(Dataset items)
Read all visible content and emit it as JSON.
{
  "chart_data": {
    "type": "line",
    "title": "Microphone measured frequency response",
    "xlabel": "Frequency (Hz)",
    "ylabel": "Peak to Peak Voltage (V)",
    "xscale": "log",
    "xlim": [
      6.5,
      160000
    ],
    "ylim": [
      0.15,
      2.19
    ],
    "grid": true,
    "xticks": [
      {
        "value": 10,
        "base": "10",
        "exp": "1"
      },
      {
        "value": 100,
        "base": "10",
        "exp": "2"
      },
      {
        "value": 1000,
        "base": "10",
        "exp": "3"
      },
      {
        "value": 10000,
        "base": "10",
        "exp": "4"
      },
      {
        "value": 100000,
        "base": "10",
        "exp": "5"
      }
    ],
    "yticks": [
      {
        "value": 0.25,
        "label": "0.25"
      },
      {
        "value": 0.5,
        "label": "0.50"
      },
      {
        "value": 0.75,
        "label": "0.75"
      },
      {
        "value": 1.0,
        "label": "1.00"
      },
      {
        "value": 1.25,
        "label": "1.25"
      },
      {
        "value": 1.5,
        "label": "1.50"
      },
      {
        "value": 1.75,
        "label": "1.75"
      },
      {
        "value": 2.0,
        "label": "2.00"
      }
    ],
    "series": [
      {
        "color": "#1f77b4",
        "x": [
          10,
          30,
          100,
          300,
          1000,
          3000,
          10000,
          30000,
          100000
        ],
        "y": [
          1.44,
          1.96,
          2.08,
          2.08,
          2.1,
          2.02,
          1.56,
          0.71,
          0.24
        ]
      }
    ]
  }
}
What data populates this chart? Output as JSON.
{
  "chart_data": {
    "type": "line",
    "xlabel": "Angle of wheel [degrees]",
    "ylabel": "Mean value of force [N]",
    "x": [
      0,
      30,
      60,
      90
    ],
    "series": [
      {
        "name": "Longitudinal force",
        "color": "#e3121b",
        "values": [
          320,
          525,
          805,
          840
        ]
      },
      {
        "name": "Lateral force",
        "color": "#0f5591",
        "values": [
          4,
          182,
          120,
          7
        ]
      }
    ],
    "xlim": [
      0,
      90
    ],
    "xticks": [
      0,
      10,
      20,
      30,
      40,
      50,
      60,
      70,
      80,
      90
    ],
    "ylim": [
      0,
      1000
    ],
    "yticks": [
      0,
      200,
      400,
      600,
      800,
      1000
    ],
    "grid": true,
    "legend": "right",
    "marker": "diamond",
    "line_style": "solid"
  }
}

- **Directions**:
Transcribe every entry word for word.

- **Task output**:
Read all visible content and emit it as JSON.
{
  "chart_data": {
    "type": "line",
    "title": "Microphone measured frequency response",
    "xlabel": "Frequency (Hz)",
    "ylabel": "Peak to Peak Voltage (V)",
    "xscale": "log",
    "xlim": [
      6.5,
      160000
    ],
    "ylim": [
      0.15,
      2.19
    ],
    "grid": true,
    "xticks": [
      {
        "value": 10,
        "base": "10",
        "exp": "1"
      },
      {
        "value": 100,
        "base": "10",
        "exp": "2"
      },
      {
        "value": 1000,
        "base": "10",
        "exp": "3"
      },
      {
        "value": 10000,
        "base": "10",
        "exp": "4"
      },
      {
        "value": 100000,
        "base": "10",
        "exp": "5"
      }
    ],
    "yticks": [
      {
        "value": 0.25,
        "label": "0.25"
      },
      {
        "value": 0.5,
        "label": "0.50"
      },
      {
        "value": 0.75,
        "label": "0.75"
      },
      {
        "value": 1.0,
        "label": "1.00"
      },
      {
        "value": 1.25,
        "label": "1.25"
      },
      {
        "value": 1.5,
        "label": "1.50"
      },
      {
        "value": 1.75,
        "label": "1.75"
      },
      {
        "value": 2.0,
        "label": "2.00"
      }
    ],
    "series": [
      {
        "color": "#1f77b4",
        "x": [
          10,
          30,
          100,
          300,
          1000,
          3000,
          10000,
          30000,
          100000
        ],
        "y": [
          1.44,
          1.96,
          2.08,
          2.08,
          2.1,
          2.02,
          1.56,
          0.71,
          0.24
        ]
      }
    ]
  }
}
What data populates this chart? Output as JSON.
{
  "chart_data": {
    "type": "line",
    "xlabel": "Angle of wheel [degrees]",
    "ylabel": "Mean value of force [N]",
    "x": [
      0,
      30,
      60,
      90
    ],
    "series": [
      {
        "name": "Longitudinal force",
        "color": "#e3121b",
        "values": [
          320,
          525,
          805,
          840
        ]
      },
      {
        "name": "Lateral force",
        "color": "#0f5591",
        "values": [
          4,
          182,
          120,
          7
        ]
      }
    ],
    "xlim": [
      0,
      90
    ],
    "xticks": [
      0,
      10,
      20,
      30,
      40,
      50,
      60,
      70,
      80,
      90
    ],
    "ylim": [
      0,
      1000
    ],
    "yticks": [
      0,
      200,
      400,
      600,
      800,
      1000
    ],
    "grid": true,
    "legend": "right",
    "marker": "diamond",
    "line_style": "solid"
  }
}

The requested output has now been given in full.